## What is required
Filter the entries below, keeping only lines with the word "jede".

Entries from a dataset
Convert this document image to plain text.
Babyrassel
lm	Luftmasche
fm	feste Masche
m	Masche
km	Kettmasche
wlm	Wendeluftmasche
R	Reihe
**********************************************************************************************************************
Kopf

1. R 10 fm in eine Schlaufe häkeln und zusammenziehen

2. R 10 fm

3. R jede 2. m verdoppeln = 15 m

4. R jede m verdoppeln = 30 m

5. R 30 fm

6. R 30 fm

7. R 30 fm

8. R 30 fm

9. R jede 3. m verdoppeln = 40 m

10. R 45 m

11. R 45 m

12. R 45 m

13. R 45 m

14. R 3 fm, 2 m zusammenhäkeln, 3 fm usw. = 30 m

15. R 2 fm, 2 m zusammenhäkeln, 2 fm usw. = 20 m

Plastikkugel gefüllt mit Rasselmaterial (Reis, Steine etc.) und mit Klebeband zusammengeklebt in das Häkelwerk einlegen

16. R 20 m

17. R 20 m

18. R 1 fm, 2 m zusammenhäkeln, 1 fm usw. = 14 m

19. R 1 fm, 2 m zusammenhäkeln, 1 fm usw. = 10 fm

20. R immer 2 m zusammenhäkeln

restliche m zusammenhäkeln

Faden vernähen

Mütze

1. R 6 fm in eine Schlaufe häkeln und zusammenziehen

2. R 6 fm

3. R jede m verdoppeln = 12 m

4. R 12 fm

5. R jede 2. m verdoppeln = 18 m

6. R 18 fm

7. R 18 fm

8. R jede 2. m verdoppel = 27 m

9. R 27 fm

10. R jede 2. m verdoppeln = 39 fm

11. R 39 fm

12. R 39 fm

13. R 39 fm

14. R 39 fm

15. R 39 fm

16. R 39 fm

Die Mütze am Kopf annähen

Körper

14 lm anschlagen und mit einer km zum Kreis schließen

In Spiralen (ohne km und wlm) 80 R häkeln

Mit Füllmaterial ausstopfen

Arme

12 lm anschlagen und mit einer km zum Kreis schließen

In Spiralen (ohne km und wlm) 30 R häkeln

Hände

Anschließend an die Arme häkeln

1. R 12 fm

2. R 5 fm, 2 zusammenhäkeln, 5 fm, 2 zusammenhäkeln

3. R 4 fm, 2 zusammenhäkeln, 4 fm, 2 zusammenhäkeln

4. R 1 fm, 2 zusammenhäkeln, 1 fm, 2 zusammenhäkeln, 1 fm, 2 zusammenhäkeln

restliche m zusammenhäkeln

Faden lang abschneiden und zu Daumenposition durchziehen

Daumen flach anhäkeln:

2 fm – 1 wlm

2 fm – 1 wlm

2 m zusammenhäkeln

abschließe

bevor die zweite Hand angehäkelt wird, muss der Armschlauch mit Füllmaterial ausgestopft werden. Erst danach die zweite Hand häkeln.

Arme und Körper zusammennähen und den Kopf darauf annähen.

## Solution for this task
3. R jede 2. m verdoppeln = 15 m
4. R jede m verdoppeln = 30 m
9. R jede 3. m verdoppeln = 40 m
3. R jede m verdoppeln = 12 m
5. R jede 2. m verdoppeln = 18 m
8. R jede 2. m verdoppel = 27 m
10. R jede 2. m verdoppeln = 39 fm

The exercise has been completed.